§ **Extracted data entries**:
******

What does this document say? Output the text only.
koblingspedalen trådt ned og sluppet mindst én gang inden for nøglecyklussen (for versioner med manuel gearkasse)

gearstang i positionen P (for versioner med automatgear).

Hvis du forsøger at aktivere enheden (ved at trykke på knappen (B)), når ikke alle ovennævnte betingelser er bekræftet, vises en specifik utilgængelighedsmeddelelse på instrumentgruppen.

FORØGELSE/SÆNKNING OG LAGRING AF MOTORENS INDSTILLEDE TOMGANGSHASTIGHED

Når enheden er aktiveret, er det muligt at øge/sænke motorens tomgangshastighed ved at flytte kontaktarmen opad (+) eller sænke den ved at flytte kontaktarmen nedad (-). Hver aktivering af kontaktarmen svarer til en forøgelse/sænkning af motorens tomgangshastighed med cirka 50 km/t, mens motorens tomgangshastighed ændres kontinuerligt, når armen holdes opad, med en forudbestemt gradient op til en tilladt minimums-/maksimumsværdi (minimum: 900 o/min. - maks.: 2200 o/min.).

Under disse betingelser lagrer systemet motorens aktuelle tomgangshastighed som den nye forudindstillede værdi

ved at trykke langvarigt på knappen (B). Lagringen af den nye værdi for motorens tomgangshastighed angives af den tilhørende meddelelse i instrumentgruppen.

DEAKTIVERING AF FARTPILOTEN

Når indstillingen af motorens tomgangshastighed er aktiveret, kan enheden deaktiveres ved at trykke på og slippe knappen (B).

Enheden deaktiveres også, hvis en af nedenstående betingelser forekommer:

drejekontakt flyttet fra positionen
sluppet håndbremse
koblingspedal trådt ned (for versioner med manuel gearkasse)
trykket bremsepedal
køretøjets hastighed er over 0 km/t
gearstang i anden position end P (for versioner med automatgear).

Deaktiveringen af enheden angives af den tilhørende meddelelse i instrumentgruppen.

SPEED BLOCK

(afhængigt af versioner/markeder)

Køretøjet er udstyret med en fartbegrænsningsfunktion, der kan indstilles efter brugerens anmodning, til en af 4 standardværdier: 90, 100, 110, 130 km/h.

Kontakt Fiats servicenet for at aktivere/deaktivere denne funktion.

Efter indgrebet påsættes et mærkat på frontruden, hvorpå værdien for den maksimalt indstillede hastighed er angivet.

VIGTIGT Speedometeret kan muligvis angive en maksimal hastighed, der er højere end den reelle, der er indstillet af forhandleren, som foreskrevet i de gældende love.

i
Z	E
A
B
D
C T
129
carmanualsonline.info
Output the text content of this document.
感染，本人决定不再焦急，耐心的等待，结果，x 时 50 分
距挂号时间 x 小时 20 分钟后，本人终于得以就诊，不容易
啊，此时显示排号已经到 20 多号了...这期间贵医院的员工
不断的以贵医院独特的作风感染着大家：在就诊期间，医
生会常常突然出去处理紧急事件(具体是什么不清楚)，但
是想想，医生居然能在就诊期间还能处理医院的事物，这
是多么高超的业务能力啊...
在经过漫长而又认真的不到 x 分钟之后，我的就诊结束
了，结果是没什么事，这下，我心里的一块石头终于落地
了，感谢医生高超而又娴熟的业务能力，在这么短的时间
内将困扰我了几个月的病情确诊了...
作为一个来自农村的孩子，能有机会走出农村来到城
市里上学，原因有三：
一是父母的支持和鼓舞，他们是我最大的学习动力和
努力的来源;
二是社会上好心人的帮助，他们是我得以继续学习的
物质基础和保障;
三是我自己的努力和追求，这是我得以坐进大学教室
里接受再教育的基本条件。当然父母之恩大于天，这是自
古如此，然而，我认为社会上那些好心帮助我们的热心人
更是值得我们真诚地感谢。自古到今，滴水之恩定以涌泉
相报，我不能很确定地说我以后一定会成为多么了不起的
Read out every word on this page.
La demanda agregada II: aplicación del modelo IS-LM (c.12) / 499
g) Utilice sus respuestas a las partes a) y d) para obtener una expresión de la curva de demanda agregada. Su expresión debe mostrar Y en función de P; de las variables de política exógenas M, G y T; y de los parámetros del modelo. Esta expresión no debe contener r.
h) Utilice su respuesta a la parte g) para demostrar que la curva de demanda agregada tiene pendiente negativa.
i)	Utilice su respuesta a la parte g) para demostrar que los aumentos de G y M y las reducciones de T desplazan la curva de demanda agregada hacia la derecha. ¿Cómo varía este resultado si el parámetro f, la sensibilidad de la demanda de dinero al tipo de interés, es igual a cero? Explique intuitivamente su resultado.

******

§ **THE REQUEST**: Read the lines above. Gather those in which the string "demanda" is found.

§ **RESPONSE TO THIS EXERCISE**:
La demanda agregada II: aplicación del modelo IS-LM (c.12) / 499
g) Utilice sus respuestas a las partes a) y d) para obtener una expresión de la curva de demanda agregada. Su expresión debe mostrar Y en función de P; de las variables de política exógenas M, G y T; y de los parámetros del modelo. Esta expresión no debe contener r.
h) Utilice su respuesta a la parte g) para demostrar que la curva de demanda agregada tiene pendiente negativa.
i)	Utilice su respuesta a la parte g) para demostrar que los aumentos de G y M y las reducciones de T desplazan la curva de demanda agregada hacia la derecha. ¿Cómo varía este resultado si el parámetro f, la sensibilidad de la demanda de dinero al tipo de interés, es igual a cero? Explique intuitivamente su resultado.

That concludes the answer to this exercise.